Entries from a dataset

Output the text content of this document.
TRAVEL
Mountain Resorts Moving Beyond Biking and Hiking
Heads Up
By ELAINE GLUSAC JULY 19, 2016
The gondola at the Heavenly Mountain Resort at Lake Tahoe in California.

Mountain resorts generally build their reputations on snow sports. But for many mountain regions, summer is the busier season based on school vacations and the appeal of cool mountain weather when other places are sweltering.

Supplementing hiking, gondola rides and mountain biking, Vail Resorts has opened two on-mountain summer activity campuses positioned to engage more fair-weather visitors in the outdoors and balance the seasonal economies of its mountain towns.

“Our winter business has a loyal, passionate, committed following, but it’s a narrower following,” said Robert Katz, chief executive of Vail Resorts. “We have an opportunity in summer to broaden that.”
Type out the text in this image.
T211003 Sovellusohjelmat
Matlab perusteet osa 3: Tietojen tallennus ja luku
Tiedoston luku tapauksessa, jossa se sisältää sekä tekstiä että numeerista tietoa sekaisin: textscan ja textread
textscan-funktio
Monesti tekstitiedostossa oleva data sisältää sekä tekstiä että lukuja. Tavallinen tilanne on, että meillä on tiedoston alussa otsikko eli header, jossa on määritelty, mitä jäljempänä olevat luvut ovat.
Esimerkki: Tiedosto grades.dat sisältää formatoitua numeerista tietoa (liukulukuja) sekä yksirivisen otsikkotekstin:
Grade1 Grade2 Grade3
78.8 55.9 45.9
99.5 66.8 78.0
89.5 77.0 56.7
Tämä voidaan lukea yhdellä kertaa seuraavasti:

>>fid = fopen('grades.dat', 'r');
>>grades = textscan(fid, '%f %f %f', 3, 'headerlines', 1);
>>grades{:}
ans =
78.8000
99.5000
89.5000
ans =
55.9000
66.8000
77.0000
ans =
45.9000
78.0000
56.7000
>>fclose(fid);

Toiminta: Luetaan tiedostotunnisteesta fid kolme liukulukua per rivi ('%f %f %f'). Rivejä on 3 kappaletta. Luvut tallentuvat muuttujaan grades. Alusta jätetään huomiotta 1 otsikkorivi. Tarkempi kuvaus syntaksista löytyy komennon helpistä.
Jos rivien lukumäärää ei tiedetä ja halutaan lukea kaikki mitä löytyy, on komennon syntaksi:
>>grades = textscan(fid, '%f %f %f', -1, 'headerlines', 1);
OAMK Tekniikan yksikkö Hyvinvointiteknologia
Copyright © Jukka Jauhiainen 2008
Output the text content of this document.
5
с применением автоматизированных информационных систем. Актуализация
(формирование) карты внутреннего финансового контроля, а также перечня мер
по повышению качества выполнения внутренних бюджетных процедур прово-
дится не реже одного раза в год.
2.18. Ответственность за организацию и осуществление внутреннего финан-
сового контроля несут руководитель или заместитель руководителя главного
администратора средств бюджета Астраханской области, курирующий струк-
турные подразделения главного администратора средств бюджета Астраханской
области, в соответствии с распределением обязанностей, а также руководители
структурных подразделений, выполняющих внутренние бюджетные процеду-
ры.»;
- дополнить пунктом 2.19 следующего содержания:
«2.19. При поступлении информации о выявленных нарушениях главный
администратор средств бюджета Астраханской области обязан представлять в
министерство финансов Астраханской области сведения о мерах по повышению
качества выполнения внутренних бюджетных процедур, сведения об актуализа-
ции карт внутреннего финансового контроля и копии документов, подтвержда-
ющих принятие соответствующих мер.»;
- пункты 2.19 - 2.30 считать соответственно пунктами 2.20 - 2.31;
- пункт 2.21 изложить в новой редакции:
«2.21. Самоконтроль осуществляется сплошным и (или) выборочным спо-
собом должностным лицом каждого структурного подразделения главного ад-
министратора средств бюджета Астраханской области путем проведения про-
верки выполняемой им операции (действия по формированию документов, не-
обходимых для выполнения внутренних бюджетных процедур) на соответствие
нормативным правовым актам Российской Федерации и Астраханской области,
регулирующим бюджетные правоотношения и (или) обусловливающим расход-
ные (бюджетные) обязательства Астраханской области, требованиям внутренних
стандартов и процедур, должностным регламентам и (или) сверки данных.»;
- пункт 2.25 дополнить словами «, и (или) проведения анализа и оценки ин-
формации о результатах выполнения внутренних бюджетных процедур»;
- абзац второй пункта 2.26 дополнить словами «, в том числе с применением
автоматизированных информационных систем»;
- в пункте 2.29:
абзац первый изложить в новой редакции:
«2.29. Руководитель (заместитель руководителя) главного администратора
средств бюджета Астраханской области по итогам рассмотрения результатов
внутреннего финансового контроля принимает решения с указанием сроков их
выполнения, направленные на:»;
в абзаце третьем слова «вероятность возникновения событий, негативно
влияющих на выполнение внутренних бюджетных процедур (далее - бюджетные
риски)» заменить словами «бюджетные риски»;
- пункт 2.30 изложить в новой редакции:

== Task brief ==
State how many lines include the string "выполнения", and nothing more.

== Answer to this exercise ==
5